↓

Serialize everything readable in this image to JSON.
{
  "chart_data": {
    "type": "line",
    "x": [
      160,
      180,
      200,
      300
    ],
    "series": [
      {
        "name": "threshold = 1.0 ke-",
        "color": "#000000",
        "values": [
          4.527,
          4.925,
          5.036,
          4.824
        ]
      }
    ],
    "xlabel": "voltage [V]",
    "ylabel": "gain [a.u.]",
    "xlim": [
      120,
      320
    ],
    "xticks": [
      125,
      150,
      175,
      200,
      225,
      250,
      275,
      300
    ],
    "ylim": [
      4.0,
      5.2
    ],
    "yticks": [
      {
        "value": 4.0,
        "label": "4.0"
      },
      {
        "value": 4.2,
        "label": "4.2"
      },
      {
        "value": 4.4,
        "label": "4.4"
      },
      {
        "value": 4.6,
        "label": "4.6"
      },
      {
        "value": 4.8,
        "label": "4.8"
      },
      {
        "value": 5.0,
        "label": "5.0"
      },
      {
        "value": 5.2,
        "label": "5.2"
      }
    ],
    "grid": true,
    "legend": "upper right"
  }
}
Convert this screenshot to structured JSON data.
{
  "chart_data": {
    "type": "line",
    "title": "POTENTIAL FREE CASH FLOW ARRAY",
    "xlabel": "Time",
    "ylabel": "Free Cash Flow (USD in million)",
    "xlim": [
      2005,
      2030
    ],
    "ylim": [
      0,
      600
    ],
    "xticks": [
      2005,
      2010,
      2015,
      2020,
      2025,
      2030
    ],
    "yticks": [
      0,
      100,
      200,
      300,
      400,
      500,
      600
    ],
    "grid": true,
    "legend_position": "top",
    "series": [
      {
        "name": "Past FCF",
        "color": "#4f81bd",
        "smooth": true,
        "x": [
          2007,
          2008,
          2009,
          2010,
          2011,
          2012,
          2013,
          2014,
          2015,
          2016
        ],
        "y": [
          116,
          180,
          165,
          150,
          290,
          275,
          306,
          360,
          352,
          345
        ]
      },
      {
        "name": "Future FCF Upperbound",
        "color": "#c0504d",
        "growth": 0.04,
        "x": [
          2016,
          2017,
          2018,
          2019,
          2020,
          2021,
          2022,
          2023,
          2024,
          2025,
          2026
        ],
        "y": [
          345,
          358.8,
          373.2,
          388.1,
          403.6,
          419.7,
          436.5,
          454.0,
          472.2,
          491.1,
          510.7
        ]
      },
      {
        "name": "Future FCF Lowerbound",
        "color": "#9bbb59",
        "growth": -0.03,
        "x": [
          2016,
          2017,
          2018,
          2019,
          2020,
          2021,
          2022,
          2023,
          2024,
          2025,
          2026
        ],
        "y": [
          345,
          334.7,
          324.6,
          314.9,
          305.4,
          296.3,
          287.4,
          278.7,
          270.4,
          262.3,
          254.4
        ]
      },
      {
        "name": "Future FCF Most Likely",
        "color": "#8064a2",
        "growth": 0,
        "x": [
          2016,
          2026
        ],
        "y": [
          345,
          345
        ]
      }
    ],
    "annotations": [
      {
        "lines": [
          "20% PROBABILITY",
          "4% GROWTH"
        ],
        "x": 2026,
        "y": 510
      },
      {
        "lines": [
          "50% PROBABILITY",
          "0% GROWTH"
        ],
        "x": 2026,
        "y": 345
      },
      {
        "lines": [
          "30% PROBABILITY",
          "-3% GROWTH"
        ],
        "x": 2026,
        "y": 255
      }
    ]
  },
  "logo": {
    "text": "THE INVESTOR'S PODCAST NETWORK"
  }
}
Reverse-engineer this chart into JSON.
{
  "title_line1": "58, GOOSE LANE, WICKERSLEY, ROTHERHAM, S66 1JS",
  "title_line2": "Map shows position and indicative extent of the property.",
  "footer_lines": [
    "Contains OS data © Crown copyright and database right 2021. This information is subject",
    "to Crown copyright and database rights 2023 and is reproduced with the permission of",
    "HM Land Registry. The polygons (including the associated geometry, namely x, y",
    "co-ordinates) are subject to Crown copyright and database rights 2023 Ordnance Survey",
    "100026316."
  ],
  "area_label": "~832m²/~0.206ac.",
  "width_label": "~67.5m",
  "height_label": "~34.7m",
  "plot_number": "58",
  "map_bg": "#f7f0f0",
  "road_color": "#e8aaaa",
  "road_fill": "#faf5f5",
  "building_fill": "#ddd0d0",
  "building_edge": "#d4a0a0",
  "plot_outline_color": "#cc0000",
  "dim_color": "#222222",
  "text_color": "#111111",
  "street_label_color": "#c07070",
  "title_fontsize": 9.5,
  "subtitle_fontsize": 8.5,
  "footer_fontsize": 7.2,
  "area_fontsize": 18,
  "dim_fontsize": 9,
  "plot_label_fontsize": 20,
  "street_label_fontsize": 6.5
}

↑

▸ Objective:
Print out the whole listing exactly as it appears.

▸ Answer to the task:
Serialize everything readable in this image to JSON.
{
  "chart_data": {
    "type": "line",
    "x": [
      160,
      180,
      200,
      300
    ],
    "series": [
      {
        "name": "threshold = 1.0 ke-",
        "color": "#000000",
        "values": [
          4.527,
          4.925,
          5.036,
          4.824
        ]
      }
    ],
    "xlabel": "voltage [V]",
    "ylabel": "gain [a.u.]",
    "xlim": [
      120,
      320
    ],
    "xticks": [
      125,
      150,
      175,
      200,
      225,
      250,
      275,
      300
    ],
    "ylim": [
      4.0,
      5.2
    ],
    "yticks": [
      {
        "value": 4.0,
        "label": "4.0"
      },
      {
        "value": 4.2,
        "label": "4.2"
      },
      {
        "value": 4.4,
        "label": "4.4"
      },
      {
        "value": 4.6,
        "label": "4.6"
      },
      {
        "value": 4.8,
        "label": "4.8"
      },
      {
        "value": 5.0,
        "label": "5.0"
      },
      {
        "value": 5.2,
        "label": "5.2"
      }
    ],
    "grid": true,
    "legend": "upper right"
  }
}
Convert this screenshot to structured JSON data.
{
  "chart_data": {
    "type": "line",
    "title": "POTENTIAL FREE CASH FLOW ARRAY",
    "xlabel": "Time",
    "ylabel": "Free Cash Flow (USD in million)",
    "xlim": [
      2005,
      2030
    ],
    "ylim": [
      0,
      600
    ],
    "xticks": [
      2005,
      2010,
      2015,
      2020,
      2025,
      2030
    ],
    "yticks": [
      0,
      100,
      200,
      300,
      400,
      500,
      600
    ],
    "grid": true,
    "legend_position": "top",
    "series": [
      {
        "name": "Past FCF",
        "color": "#4f81bd",
        "smooth": true,
        "x": [
          2007,
          2008,
          2009,
          2010,
          2011,
          2012,
          2013,
          2014,
          2015,
          2016
        ],
        "y": [
          116,
          180,
          165,
          150,
          290,
          275,
          306,
          360,
          352,
          345
        ]
      },
      {
        "name": "Future FCF Upperbound",
        "color": "#c0504d",
        "growth": 0.04,
        "x": [
          2016,
          2017,
          2018,
          2019,
          2020,
          2021,
          2022,
          2023,
          2024,
          2025,
          2026
        ],
        "y": [
          345,
          358.8,
          373.2,
          388.1,
          403.6,
          419.7,
          436.5,
          454.0,
          472.2,
          491.1,
          510.7
        ]
      },
      {
        "name": "Future FCF Lowerbound",
        "color": "#9bbb59",
        "growth": -0.03,
        "x": [
          2016,
          2017,
          2018,
          2019,
          2020,
          2021,
          2022,
          2023,
          2024,
          2025,
          2026
        ],
        "y": [
          345,
          334.7,
          324.6,
          314.9,
          305.4,
          296.3,
          287.4,
          278.7,
          270.4,
          262.3,
          254.4
        ]
      },
      {
        "name": "Future FCF Most Likely",
        "color": "#8064a2",
        "growth": 0,
        "x": [
          2016,
          2026
        ],
        "y": [
          345,
          345
        ]
      }
    ],
    "annotations": [
      {
        "lines": [
          "20% PROBABILITY",
          "4% GROWTH"
        ],
        "x": 2026,
        "y": 510
      },
      {
        "lines": [
          "50% PROBABILITY",
          "0% GROWTH"
        ],
        "x": 2026,
        "y": 345
      },
      {
        "lines": [
          "30% PROBABILITY",
          "-3% GROWTH"
        ],
        "x": 2026,
        "y": 255
      }
    ]
  },
  "logo": {
    "text": "THE INVESTOR'S PODCAST NETWORK"
  }
}
Reverse-engineer this chart into JSON.
{
  "title_line1": "58, GOOSE LANE, WICKERSLEY, ROTHERHAM, S66 1JS",
  "title_line2": "Map shows position and indicative extent of the property.",
  "footer_lines": [
    "Contains OS data © Crown copyright and database right 2021. This information is subject",
    "to Crown copyright and database rights 2023 and is reproduced with the permission of",
    "HM Land Registry. The polygons (including the associated geometry, namely x, y",
    "co-ordinates) are subject to Crown copyright and database rights 2023 Ordnance Survey",
    "100026316."
  ],
  "area_label": "~832m²/~0.206ac.",
  "width_label": "~67.5m",
  "height_label": "~34.7m",
  "plot_number": "58",
  "map_bg": "#f7f0f0",
  "road_color": "#e8aaaa",
  "road_fill": "#faf5f5",
  "building_fill": "#ddd0d0",
  "building_edge": "#d4a0a0",
  "plot_outline_color": "#cc0000",
  "dim_color": "#222222",
  "text_color": "#111111",
  "street_label_color": "#c07070",
  "title_fontsize": 9.5,
  "subtitle_fontsize": 8.5,
  "footer_fontsize": 7.2,
  "area_fontsize": 18,
  "dim_fontsize": 9,
  "plot_label_fontsize": 20,
  "street_label_fontsize": 6.5
}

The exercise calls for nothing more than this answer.